* Exercise task A *
Reproduce the stretch of records from the line containing "isbn-text: ISBN 978-0-687-08390-9" through the line containing "barcode-bar (143, 932, 145, 998)", both lines included, without altering them.

* Selected extract *
ANA BOLINCHES MARÍ
METODOLOGÍA DE ESTUDIO EN RELACIONES INTERNACIONALES
1º RELACIONES INTERNACIONALES Y TRADUCCIÓN E INTERPRETACIÓN
The Danish Education System
The educational level in Denmark is one of the highest in the European Union.
The goal of this paper is to examine the main stregths of the Danish education system and to discuss which areas need improvement. Firstly it will analyse its structure and then it will give an overview of the principal domestic politics related to education that have been established in the last few years. As we will see, these measures will ensure the sudents in Denmark to get a distinctive and high-qualified education.
In accordance with Hilda Fingermann (Fingermann, 2011), Denmark has the highest qualified education system in the European Union and a model for the world. The main goal of the education programme in Denmark is to provide all its students with the same expertise and academic learning without taking into account of their social class, sex or the purchasing power of their families (Danish Ministry of Education) The goverment aspire to build the perfect educational structure so as to achieve all these ambitions. This structure is composed by children of various ages that group in different stages:
Scholarship in Denmark is compulsary from 5 to 16 years old. But there are also other day care services for children who are under that ages that benefit parents who can’t take care of them during the day. These centers are called “nursery” or “kindergarten” and, as it is mentioned above, they are optional.
The next stage is called Folkeskole, which is obligatory. It comprises the primary school and lower secondary. Where can a pupil receive this education? They have the opportunity to attend public schools, which are funded by the goverment and incurred by taxpayers, or they can also go to private and independent schools, which are less common and have their own studying schedules .
As for the primary school, also known as elementary school, goes from 5 to 11 years old. After that, they start the lower secondary school, from 12 to 16 years old. Once they have lasted this stage, they can study another optional year. Both primary and lower secondary schools are regulated by the Folkestole Act of each region, that lays down the aims, the school arrangement and its organisation.

(Records held in a dataset)
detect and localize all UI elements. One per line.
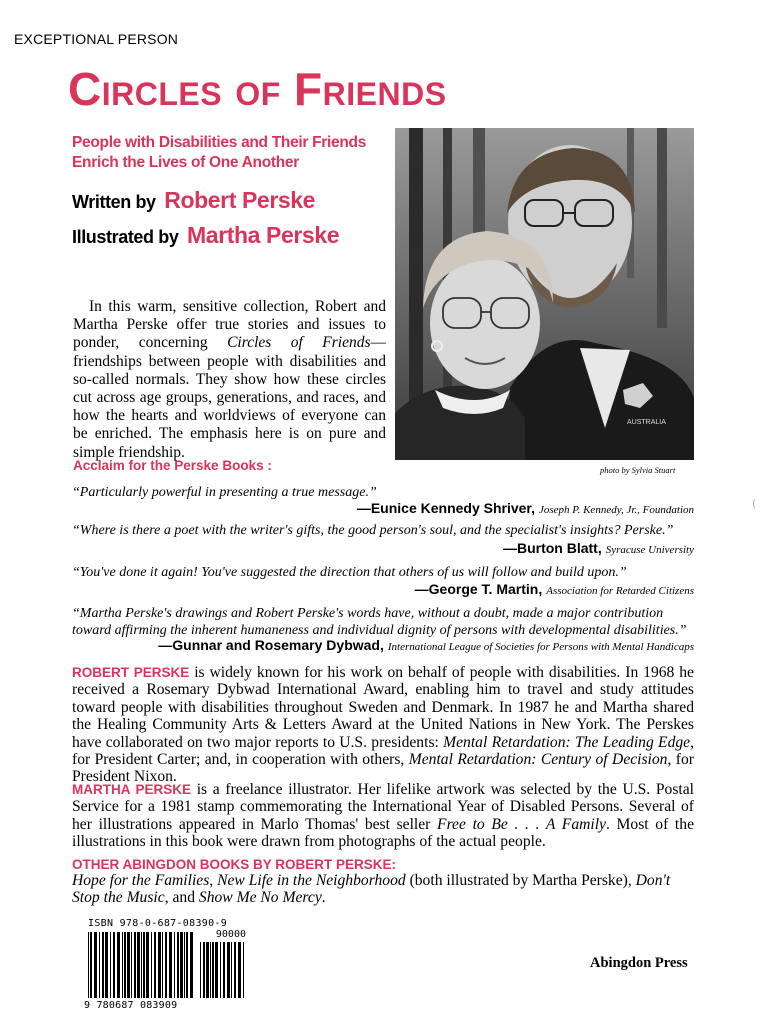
isbn-text: ISBN 978-0-687-08390-9 (88, 918, 228, 929)
illustrator-name: Martha Perske (187, 222, 340, 248)
publisher-name: Abingdon Press (590, 955, 688, 971)
barcode-bar (184, 932, 185, 998)
quote-1-name: —Eunice Kennedy Shriver, (356, 500, 535, 516)
book-subtitle (72, 133, 392, 173)
other-books-list (72, 872, 694, 907)
barcode-bar (105, 932, 108, 998)
barcode-bar (210, 942, 211, 998)
barcode-bar (127, 932, 130, 998)
written-by-label: Written by (72, 192, 156, 212)
author-name: Robert Perske (164, 187, 316, 213)
barcode-bar (124, 932, 126, 998)
other-book-2: New Life in the Neighborhood (217, 872, 406, 889)
barcode-bar (154, 932, 156, 998)
quote-2-name: —Burton Blatt, (502, 540, 602, 556)
barcode-bar (143, 932, 145, 998)
robert-bio-text-1: is widely known for his work on behalf of people with disabilities. In 1968 he received a Rosemary Dybwad International Award, enabling him to travel and study attitudes toward people with disabilities throughout Sweden and Denmark. In 1987 he and Martha shared the Healing Community Arts & Letters Award at the United Nations in New York. The Perskes have collaborated on two major reports to U.S. presidents: (72, 664, 694, 751)
book-title: Circles of Friends (68, 63, 447, 115)
other-book-3: Don't Stop the Music (72, 872, 671, 907)
barcode-bar (117, 932, 120, 998)
barcode (86, 930, 248, 1000)
barcode-bar (220, 942, 221, 998)
quote-4-affiliation: International League of Societies for Persons with Mental Handicaps (387, 641, 694, 653)
quote-4-text: “Martha Perske's drawings and Robert Perske's words have, without a doubt, made a major contribution toward affirming the inherent humaneness and individual dignity of persons with developmental disabilities.” (72, 606, 687, 638)
author-photo-illustration (395, 128, 694, 460)
quote-2-attribution (503, 540, 694, 559)
barcode-bar (190, 932, 193, 998)
quote-4-attribution (158, 637, 694, 656)
barcode-bar (200, 942, 201, 998)
barcode-bar (162, 932, 163, 998)
author-credit (72, 187, 315, 214)
martha-bio-text-1: is a freelance illustrator. Her lifelike artwork was selected by the U.S. Postal Service for a 1981 stamp commemorating the International Year of Disabled Persons. Several of her illustrations appeared in Marlo Thomas' best seller (72, 781, 694, 833)
illustrated-by-label: Illustrated by (72, 227, 179, 247)
robert-bio-italic-2: Mental Retardation: Century of Decision (408, 751, 668, 769)
martha-bio-name: MARTHA PERSKE (72, 782, 192, 797)
other-books-middle-text: (both illustrated by Martha Perske), (405, 872, 636, 889)
edge-mark: ( (752, 497, 757, 510)
barcode-bar (113, 932, 115, 998)
martha-bio (72, 781, 694, 851)
intro-paragraph (73, 298, 386, 462)
robert-bio (72, 664, 694, 786)
barcode-bar (151, 932, 152, 998)
barcode-bar (94, 932, 97, 998)
quote-3-affiliation: Association for Retarded Citizens (546, 585, 694, 597)
barcode-bar (102, 932, 104, 998)
other-book-4: Show Me No Mercy (198, 889, 322, 907)
barcode-bar (238, 942, 241, 998)
ean-number: 9 780687 083909 (84, 1000, 178, 1011)
quote-1-text: “Particularly powerful in presenting a true message.” (72, 485, 377, 500)
robert-bio-text-2: , for President Carter; and, in cooperation with others, (72, 733, 695, 769)
barcode-bar (243, 942, 244, 998)
subtitle-line-2: Enrich the Lives of One Another (72, 154, 299, 171)
barcode-bar (186, 932, 188, 998)
quote-3-attribution (415, 581, 694, 600)
sweater-text: AUSTRALIA (627, 419, 666, 426)
acclaim-heading: Acclaim for the Perske Books : (73, 458, 272, 473)
barcode-bar (203, 942, 205, 998)
other-books-heading: OTHER ABINGDON BOOKS BY ROBERT PERSKE: (72, 857, 397, 872)
quote-4-name: —Gunnar and Rosemary Dybwad, (158, 637, 384, 653)
intro-title-italic: Circles of Friends (227, 334, 371, 352)
barcode-bar (137, 932, 140, 998)
barcode-bar (141, 932, 142, 998)
robert-bio-italic-1: Mental Retardation: The Leading Edge (443, 733, 691, 751)
intro-text-2: —friendships between people with disabilities and so-called normals. They show how these circles cut across age groups, generations, and races, and how the hearts and worldviews of everyone can be enriched. The emphasis here is on pure and simple friendship. (73, 334, 386, 461)
robert-bio-name: ROBERT PERSKE (72, 665, 190, 680)
barcode-graphic (86, 930, 248, 1000)
series-label: EXCEPTIONAL PERSON (14, 31, 179, 47)
barcode-bar (227, 942, 230, 998)
other-books-end: . (321, 889, 326, 907)
barcode-bar (169, 932, 172, 998)
subtitle-line-1: People with Disabilities and Their Friends (72, 134, 367, 151)
quote-1-affiliation: Joseph P. Kennedy, Jr., Foundation (539, 504, 694, 516)
barcode-bar (90, 932, 92, 998)
barcode-bar (131, 932, 132, 998)
barcode-bar (177, 932, 179, 998)
illustrator-credit (72, 222, 339, 249)
barcode-bar (99, 932, 100, 998)
martha-bio-italic: Free to Be . . . A Family (437, 815, 606, 833)
other-books-separator-2: , and (164, 889, 199, 907)
martha-bio-text-2: . Most of the illustrations in this book were drawn from photographs of the actual people. (72, 815, 694, 851)
barcode-bar (206, 942, 209, 998)
other-book-1: Hope for the Families (72, 872, 210, 889)
other-books-separator-1: , (209, 872, 218, 889)
barcode-bar (212, 942, 214, 998)
barcode-bar (122, 932, 123, 998)
quote-1-attribution (357, 500, 694, 519)
barcode-bar (88, 932, 89, 998)
barcode-bar (231, 942, 232, 998)
barcode-bar (110, 932, 111, 998)
barcode-bar (134, 932, 136, 998)
quote-2-text: “Where is there a poet with the writer's gifts, the good person's soul, and the specialist's insights? Perske.” (72, 523, 674, 538)
barcode-bar (180, 932, 183, 998)
barcode-bar (165, 932, 167, 998)
robert-bio-text-3: , for President Nixon. (72, 751, 694, 786)
barcode-bar (146, 932, 149, 998)
quote-3-text: “You've done it again! You've suggested the direction that others of us will follow and build upon.” (72, 565, 627, 580)
photo-credit: photo by Sylvia Stuart (600, 465, 676, 475)
intro-text-1: In this warm, sensitive collection, Robert and Martha Perske offer true stories and issues to ponder, concerning (73, 298, 386, 352)
barcode-bar (215, 942, 218, 998)
quote-3-name: —George T. Martin, (414, 581, 543, 597)
barcode-bar (158, 932, 161, 998)
barcode-bar (174, 932, 175, 998)
author-photo (395, 128, 694, 460)
quote-2-affiliation: Syracuse University (605, 544, 694, 556)
barcode-bar (223, 942, 225, 998)
price-code: 90000 (215, 930, 246, 940)
barcode-bar (234, 942, 236, 998)
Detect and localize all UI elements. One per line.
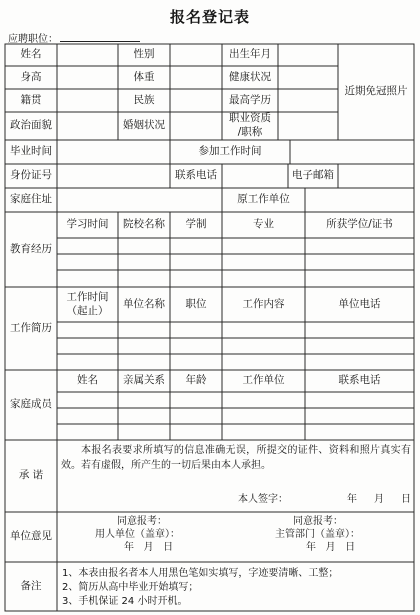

* Exercise task B *
Rewrite the stretch of the text on the Danish education system from "The goal of" through "and high-qualified education.", replacing "paper" with "essay".

* Written response A *
isbn-text: ISBN 978-0-687-08390-9 (88, 918, 228, 929)
illustrator-name: Martha Perske (187, 222, 340, 248)
publisher-name: Abingdon Press (590, 955, 688, 971)
barcode-bar (184, 932, 185, 998)
quote-1-name: —Eunice Kennedy Shriver, (356, 500, 535, 516)
book-subtitle (72, 133, 392, 173)
other-books-list (72, 872, 694, 907)
barcode-bar (105, 932, 108, 998)
barcode-bar (210, 942, 211, 998)
barcode-bar (127, 932, 130, 998)
written-by-label: Written by (72, 192, 156, 212)
author-name: Robert Perske (164, 187, 316, 213)
barcode-bar (124, 932, 126, 998)
other-book-2: New Life in the Neighborhood (217, 872, 406, 889)
barcode-bar (154, 932, 156, 998)
quote-2-name: —Burton Blatt, (502, 540, 602, 556)
barcode-bar (143, 932, 145, 998)

* Written response B *
The goal of this essay is to examine the main stregths of the Danish education system and to discuss which areas need improvement. Firstly it will analyse its structure and then it will give an overview of the principal domestic politics related to education that have been established in the last few years. As we will see, these measures will ensure the sudents in Denmark to get a distinctive and high-qualified education.